*EXERCISE*.
Reproduce the material in full, unchanged.

Figure data in JSON

++++++++++

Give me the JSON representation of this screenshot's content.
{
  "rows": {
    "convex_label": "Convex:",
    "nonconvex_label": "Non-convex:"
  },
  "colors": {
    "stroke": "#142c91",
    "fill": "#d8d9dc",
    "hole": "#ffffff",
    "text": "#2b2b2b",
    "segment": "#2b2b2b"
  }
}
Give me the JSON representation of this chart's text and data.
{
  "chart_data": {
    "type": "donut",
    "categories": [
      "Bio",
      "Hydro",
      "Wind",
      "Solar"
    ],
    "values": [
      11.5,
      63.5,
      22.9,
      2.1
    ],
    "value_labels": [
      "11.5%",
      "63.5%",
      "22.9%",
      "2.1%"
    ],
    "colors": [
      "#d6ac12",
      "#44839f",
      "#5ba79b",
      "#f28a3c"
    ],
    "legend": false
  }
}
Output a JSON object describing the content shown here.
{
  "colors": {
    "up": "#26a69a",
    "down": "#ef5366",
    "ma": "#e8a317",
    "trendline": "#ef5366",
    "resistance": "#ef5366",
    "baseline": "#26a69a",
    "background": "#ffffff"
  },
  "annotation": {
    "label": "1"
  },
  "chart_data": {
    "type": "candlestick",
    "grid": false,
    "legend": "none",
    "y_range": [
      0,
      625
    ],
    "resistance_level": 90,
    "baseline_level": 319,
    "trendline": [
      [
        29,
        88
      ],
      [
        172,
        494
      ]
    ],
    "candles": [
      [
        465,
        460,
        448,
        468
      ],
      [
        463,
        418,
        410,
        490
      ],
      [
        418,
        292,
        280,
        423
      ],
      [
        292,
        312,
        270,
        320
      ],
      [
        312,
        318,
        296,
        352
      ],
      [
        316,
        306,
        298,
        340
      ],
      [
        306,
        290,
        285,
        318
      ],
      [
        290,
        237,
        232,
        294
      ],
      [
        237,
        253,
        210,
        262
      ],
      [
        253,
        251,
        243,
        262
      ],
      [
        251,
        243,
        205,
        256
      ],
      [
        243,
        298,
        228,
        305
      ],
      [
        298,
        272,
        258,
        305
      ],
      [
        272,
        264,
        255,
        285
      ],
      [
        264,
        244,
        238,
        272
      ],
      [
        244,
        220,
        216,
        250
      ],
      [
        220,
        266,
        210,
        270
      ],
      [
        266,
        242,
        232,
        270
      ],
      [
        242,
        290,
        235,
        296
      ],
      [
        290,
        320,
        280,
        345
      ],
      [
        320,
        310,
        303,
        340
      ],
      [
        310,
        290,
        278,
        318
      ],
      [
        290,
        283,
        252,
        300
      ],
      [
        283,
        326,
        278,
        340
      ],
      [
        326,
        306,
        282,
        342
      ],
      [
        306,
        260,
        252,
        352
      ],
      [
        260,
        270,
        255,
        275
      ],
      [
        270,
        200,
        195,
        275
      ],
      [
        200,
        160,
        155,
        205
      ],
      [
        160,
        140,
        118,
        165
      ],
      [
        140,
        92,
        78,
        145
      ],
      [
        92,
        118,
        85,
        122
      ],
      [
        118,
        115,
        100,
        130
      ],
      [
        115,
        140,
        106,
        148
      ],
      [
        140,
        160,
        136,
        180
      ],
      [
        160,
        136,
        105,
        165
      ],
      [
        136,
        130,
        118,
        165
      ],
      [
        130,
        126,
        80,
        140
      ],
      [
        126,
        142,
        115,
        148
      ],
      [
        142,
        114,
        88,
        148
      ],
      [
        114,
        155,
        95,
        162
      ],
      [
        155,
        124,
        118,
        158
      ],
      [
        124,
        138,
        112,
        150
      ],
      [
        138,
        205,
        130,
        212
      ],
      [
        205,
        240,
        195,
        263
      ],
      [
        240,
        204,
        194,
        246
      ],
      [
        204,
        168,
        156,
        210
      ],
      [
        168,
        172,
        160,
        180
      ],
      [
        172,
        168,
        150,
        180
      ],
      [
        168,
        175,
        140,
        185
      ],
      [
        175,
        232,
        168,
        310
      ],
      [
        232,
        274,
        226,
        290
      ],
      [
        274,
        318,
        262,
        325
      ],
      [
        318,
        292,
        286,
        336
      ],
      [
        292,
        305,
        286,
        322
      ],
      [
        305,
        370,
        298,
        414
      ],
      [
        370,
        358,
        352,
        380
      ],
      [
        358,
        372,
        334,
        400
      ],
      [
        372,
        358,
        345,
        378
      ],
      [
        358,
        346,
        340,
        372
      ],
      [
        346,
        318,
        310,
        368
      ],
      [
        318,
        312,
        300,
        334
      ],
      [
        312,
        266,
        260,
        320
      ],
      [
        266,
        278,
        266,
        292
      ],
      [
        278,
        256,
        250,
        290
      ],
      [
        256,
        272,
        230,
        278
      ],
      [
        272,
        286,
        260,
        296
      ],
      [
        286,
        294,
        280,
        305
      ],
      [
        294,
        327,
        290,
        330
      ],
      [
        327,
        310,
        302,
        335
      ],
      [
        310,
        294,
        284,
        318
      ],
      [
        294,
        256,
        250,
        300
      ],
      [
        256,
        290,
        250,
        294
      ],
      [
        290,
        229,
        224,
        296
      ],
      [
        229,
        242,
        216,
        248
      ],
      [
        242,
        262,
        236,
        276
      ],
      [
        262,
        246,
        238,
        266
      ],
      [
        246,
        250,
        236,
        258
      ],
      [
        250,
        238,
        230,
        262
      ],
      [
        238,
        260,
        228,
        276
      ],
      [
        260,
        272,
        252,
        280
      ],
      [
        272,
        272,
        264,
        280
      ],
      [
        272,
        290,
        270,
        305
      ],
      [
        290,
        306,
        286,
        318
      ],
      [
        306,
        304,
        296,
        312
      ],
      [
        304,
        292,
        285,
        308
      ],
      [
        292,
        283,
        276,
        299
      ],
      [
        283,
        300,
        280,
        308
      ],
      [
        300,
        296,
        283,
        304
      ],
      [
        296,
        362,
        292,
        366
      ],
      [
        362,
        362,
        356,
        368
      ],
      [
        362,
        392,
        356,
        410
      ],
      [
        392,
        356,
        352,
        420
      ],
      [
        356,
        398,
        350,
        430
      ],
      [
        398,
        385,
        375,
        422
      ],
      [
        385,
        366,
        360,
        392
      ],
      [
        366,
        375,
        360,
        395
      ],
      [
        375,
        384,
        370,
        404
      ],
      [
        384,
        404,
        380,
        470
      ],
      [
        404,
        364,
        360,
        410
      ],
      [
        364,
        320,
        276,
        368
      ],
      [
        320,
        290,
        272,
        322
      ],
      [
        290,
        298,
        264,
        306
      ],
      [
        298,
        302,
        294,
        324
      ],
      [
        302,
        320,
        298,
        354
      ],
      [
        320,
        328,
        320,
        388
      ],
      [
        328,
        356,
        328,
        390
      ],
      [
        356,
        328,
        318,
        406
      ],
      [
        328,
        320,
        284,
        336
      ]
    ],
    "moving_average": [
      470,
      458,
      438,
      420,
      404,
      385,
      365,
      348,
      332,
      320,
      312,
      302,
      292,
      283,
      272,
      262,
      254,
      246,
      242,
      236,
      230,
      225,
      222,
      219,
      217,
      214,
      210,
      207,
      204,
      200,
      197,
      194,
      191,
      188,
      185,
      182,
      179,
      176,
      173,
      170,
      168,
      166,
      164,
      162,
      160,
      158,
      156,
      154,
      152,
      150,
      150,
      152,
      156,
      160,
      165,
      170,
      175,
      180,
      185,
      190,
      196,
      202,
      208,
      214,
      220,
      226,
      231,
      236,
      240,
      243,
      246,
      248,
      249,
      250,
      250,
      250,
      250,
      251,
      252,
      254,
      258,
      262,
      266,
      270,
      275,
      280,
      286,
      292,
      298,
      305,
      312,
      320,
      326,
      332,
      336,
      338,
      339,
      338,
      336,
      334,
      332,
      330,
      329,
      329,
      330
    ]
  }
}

++++++++++

*WORKED SOLUTION*.
Give me the JSON representation of this screenshot's content.
{
  "rows": {
    "convex_label": "Convex:",
    "nonconvex_label": "Non-convex:"
  },
  "colors": {
    "stroke": "#142c91",
    "fill": "#d8d9dc",
    "hole": "#ffffff",
    "text": "#2b2b2b",
    "segment": "#2b2b2b"
  }
}
Give me the JSON representation of this chart's text and data.
{
  "chart_data": {
    "type": "donut",
    "categories": [
      "Bio",
      "Hydro",
      "Wind",
      "Solar"
    ],
    "values": [
      11.5,
      63.5,
      22.9,
      2.1
    ],
    "value_labels": [
      "11.5%",
      "63.5%",
      "22.9%",
      "2.1%"
    ],
    "colors": [
      "#d6ac12",
      "#44839f",
      "#5ba79b",
      "#f28a3c"
    ],
    "legend": false
  }
}
Output a JSON object describing the content shown here.
{
  "colors": {
    "up": "#26a69a",
    "down": "#ef5366",
    "ma": "#e8a317",
    "trendline": "#ef5366",
    "resistance": "#ef5366",
    "baseline": "#26a69a",
    "background": "#ffffff"
  },
  "annotation": {
    "label": "1"
  },
  "chart_data": {
    "type": "candlestick",
    "grid": false,
    "legend": "none",
    "y_range": [
      0,
      625
    ],
    "resistance_level": 90,
    "baseline_level": 319,
    "trendline": [
      [
        29,
        88
      ],
      [
        172,
        494
      ]
    ],
    "candles": [
      [
        465,
        460,
        448,
        468
      ],
      [
        463,
        418,
        410,
        490
      ],
      [
        418,
        292,
        280,
        423
      ],
      [
        292,
        312,
        270,
        320
      ],
      [
        312,
        318,
        296,
        352
      ],
      [
        316,
        306,
        298,
        340
      ],
      [
        306,
        290,
        285,
        318
      ],
      [
        290,
        237,
        232,
        294
      ],
      [
        237,
        253,
        210,
        262
      ],
      [
        253,
        251,
        243,
        262
      ],
      [
        251,
        243,
        205,
        256
      ],
      [
        243,
        298,
        228,
        305
      ],
      [
        298,
        272,
        258,
        305
      ],
      [
        272,
        264,
        255,
        285
      ],
      [
        264,
        244,
        238,
        272
      ],
      [
        244,
        220,
        216,
        250
      ],
      [
        220,
        266,
        210,
        270
      ],
      [
        266,
        242,
        232,
        270
      ],
      [
        242,
        290,
        235,
        296
      ],
      [
        290,
        320,
        280,
        345
      ],
      [
        320,
        310,
        303,
        340
      ],
      [
        310,
        290,
        278,
        318
      ],
      [
        290,
        283,
        252,
        300
      ],
      [
        283,
        326,
        278,
        340
      ],
      [
        326,
        306,
        282,
        342
      ],
      [
        306,
        260,
        252,
        352
      ],
      [
        260,
        270,
        255,
        275
      ],
      [
        270,
        200,
        195,
        275
      ],
      [
        200,
        160,
        155,
        205
      ],
      [
        160,
        140,
        118,
        165
      ],
      [
        140,
        92,
        78,
        145
      ],
      [
        92,
        118,
        85,
        122
      ],
      [
        118,
        115,
        100,
        130
      ],
      [
        115,
        140,
        106,
        148
      ],
      [
        140,
        160,
        136,
        180
      ],
      [
        160,
        136,
        105,
        165
      ],
      [
        136,
        130,
        118,
        165
      ],
      [
        130,
        126,
        80,
        140
      ],
      [
        126,
        142,
        115,
        148
      ],
      [
        142,
        114,
        88,
        148
      ],
      [
        114,
        155,
        95,
        162
      ],
      [
        155,
        124,
        118,
        158
      ],
      [
        124,
        138,
        112,
        150
      ],
      [
        138,
        205,
        130,
        212
      ],
      [
        205,
        240,
        195,
        263
      ],
      [
        240,
        204,
        194,
        246
      ],
      [
        204,
        168,
        156,
        210
      ],
      [
        168,
        172,
        160,
        180
      ],
      [
        172,
        168,
        150,
        180
      ],
      [
        168,
        175,
        140,
        185
      ],
      [
        175,
        232,
        168,
        310
      ],
      [
        232,
        274,
        226,
        290
      ],
      [
        274,
        318,
        262,
        325
      ],
      [
        318,
        292,
        286,
        336
      ],
      [
        292,
        305,
        286,
        322
      ],
      [
        305,
        370,
        298,
        414
      ],
      [
        370,
        358,
        352,
        380
      ],
      [
        358,
        372,
        334,
        400
      ],
      [
        372,
        358,
        345,
        378
      ],
      [
        358,
        346,
        340,
        372
      ],
      [
        346,
        318,
        310,
        368
      ],
      [
        318,
        312,
        300,
        334
      ],
      [
        312,
        266,
        260,
        320
      ],
      [
        266,
        278,
        266,
        292
      ],
      [
        278,
        256,
        250,
        290
      ],
      [
        256,
        272,
        230,
        278
      ],
      [
        272,
        286,
        260,
        296
      ],
      [
        286,
        294,
        280,
        305
      ],
      [
        294,
        327,
        290,
        330
      ],
      [
        327,
        310,
        302,
        335
      ],
      [
        310,
        294,
        284,
        318
      ],
      [
        294,
        256,
        250,
        300
      ],
      [
        256,
        290,
        250,
        294
      ],
      [
        290,
        229,
        224,
        296
      ],
      [
        229,
        242,
        216,
        248
      ],
      [
        242,
        262,
        236,
        276
      ],
      [
        262,
        246,
        238,
        266
      ],
      [
        246,
        250,
        236,
        258
      ],
      [
        250,
        238,
        230,
        262
      ],
      [
        238,
        260,
        228,
        276
      ],
      [
        260,
        272,
        252,
        280
      ],
      [
        272,
        272,
        264,
        280
      ],
      [
        272,
        290,
        270,
        305
      ],
      [
        290,
        306,
        286,
        318
      ],
      [
        306,
        304,
        296,
        312
      ],
      [
        304,
        292,
        285,
        308
      ],
      [
        292,
        283,
        276,
        299
      ],
      [
        283,
        300,
        280,
        308
      ],
      [
        300,
        296,
        283,
        304
      ],
      [
        296,
        362,
        292,
        366
      ],
      [
        362,
        362,
        356,
        368
      ],
      [
        362,
        392,
        356,
        410
      ],
      [
        392,
        356,
        352,
        420
      ],
      [
        356,
        398,
        350,
        430
      ],
      [
        398,
        385,
        375,
        422
      ],
      [
        385,
        366,
        360,
        392
      ],
      [
        366,
        375,
        360,
        395
      ],
      [
        375,
        384,
        370,
        404
      ],
      [
        384,
        404,
        380,
        470
      ],
      [
        404,
        364,
        360,
        410
      ],
      [
        364,
        320,
        276,
        368
      ],
      [
        320,
        290,
        272,
        322
      ],
      [
        290,
        298,
        264,
        306
      ],
      [
        298,
        302,
        294,
        324
      ],
      [
        302,
        320,
        298,
        354
      ],
      [
        320,
        328,
        320,
        388
      ],
      [
        328,
        356,
        328,
        390
      ],
      [
        356,
        328,
        318,
        406
      ],
      [
        328,
        320,
        284,
        336
      ]
    ],
    "moving_average": [
      470,
      458,
      438,
      420,
      404,
      385,
      365,
      348,
      332,
      320,
      312,
      302,
      292,
      283,
      272,
      262,
      254,
      246,
      242,
      236,
      230,
      225,
      222,
      219,
      217,
      214,
      210,
      207,
      204,
      200,
      197,
      194,
      191,
      188,
      185,
      182,
      179,
      176,
      173,
      170,
      168,
      166,
      164,
      162,
      160,
      158,
      156,
      154,
      152,
      150,
      150,
      152,
      156,
      160,
      165,
      170,
      175,
      180,
      185,
      190,
      196,
      202,
      208,
      214,
      220,
      226,
      231,
      236,
      240,
      243,
      246,
      248,
      249,
      250,
      250,
      250,
      250,
      251,
      252,
      254,
      258,
      262,
      266,
      270,
      275,
      280,
      286,
      292,
      298,
      305,
      312,
      320,
      326,
      332,
      336,
      338,
      339,
      338,
      336,
      334,
      332,
      330,
      329,
      329,
      330
    ]
  }
}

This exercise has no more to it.